*Texto de origem*:
##########
Charles Smith Wines

Em Walla Walla, no interior do estado de Washington, uma vinícola onde tudo é irreverente, a começar pelo proprietário e enólogo, o icônico Charles Smith

Tudo lá é diferente: quando o visitei, o welcome drink foi um delicioso rosé, servido em taças sem pé e curiosamente engarrafado em tamanho magnum

Em um giro pelas vinícolas do estado norte-americano de Washington, perto da fronteira com o Canadá, visitei a pequena Walla Walla, uma pitoresca cidade com pouco mais de 30 mil habitantes, sitiada por uma trama cada vez mais extensa de vinhedos dessa pujante região vitivinícola. Os Estados Unidos produzem vinhos em quase todos os seus estados, com exceção do Havaí e do Alasca – e não me surpreenderei se souber que também já se faz vinhos nestes dois lugares tão improváveis. Washington é um exemplo magnífico do que o espírito de empreendedorismo e a liberdade de mercado podem fazer: em menos de 25 anos, surgiram nada menos que 850 vinícolas e quase 300 growers, que são plantadores de uvas que não produzem vinho e fornecem suas uvas para as vinícolas da região.

Em Walla Walla, fomos recebidos para um almoço pelo irreverente Charles Smith, um produtor icônico na região, proprietário da vinícola que leva seu nome. Smith viveu na Dinamarca por nove anos produzindo bandas de rock, shows e turnês em todo o mundo. Esse trabalho o aproximou ainda mais do que ele sempre gostou: a boa comida e os vinhos, desencadeando sua nova etapa de vida.
##########
*Registros fornecidos*:
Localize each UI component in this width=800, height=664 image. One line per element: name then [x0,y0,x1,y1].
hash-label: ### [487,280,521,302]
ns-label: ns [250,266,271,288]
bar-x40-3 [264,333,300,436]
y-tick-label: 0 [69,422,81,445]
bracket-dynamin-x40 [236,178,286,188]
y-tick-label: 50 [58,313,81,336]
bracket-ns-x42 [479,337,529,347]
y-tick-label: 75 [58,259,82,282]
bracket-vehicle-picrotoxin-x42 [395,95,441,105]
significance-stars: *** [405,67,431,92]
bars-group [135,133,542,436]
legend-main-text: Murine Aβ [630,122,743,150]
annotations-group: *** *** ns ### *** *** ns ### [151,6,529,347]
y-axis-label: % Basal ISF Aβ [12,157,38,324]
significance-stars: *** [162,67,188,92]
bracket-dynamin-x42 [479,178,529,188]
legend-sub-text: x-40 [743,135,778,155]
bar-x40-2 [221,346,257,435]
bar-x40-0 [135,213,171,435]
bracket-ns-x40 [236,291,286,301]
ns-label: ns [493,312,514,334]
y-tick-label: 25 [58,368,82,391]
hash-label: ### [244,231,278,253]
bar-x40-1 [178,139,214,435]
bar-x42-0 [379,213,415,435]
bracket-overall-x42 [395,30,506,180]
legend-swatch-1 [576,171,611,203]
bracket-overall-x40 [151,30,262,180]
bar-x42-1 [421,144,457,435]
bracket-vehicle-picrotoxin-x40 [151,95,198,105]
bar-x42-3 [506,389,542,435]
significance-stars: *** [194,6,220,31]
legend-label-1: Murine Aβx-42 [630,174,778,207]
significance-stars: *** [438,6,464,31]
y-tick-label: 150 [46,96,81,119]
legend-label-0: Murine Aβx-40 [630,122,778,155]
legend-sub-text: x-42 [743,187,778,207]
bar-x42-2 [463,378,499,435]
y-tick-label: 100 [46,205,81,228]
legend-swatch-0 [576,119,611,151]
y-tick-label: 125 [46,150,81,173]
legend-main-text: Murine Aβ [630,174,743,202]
##########
*Instruções do exercício*: Dê continuidade ao texto sobre a vinícola de Charles Smith, prosseguindo a partir da última frase apresentada. Os registros constituem material independente do texto sobre a vinícola.

*Resposta*:
De volta aos Estados Unidos, em 1999, Charles abriu uma loja de vinhos no centro de Seattle. Mas, em uma viagem a Walla Walla, ele decidiu unir forças com um jovem e promissor enólogo francês e, em 2001, eles lançaram seu primeiro vinho, o 1999 K Syrah. Autodidata e empreendedor, Smith desenvolveu pioneiramente uma linha de ótimos vinhos, com uma pegada artesanal e moderna, focados no consumo imediato, com rótulos descolados e irreverentes. Um de seus vinhos mais conhecidos é o Kung Fu Girl, um Riesling diferentão, frutado e sedutor. Os rótulos, sempre em preto e branco, são distinguíveis de longe e, desde o início, se tornaram um case de sucesso.

Em 2008, sua vinícola foi reconhecida pela revista Wine & Spirits como uma das “Melhores Vinícolas Novas dos últimos dez anos” e como “Vinícola do Ano”, em seu guia anual de compras. Em 2009, a revista Food & Wine o premiou como “Winemaker of the Year”; em 2010, a revista Seattle reconheceu Smith como seu “Enólogo do Ano” e, em 2014, a Wine Enthusiast também o nomeou “Winemaker of the Year”.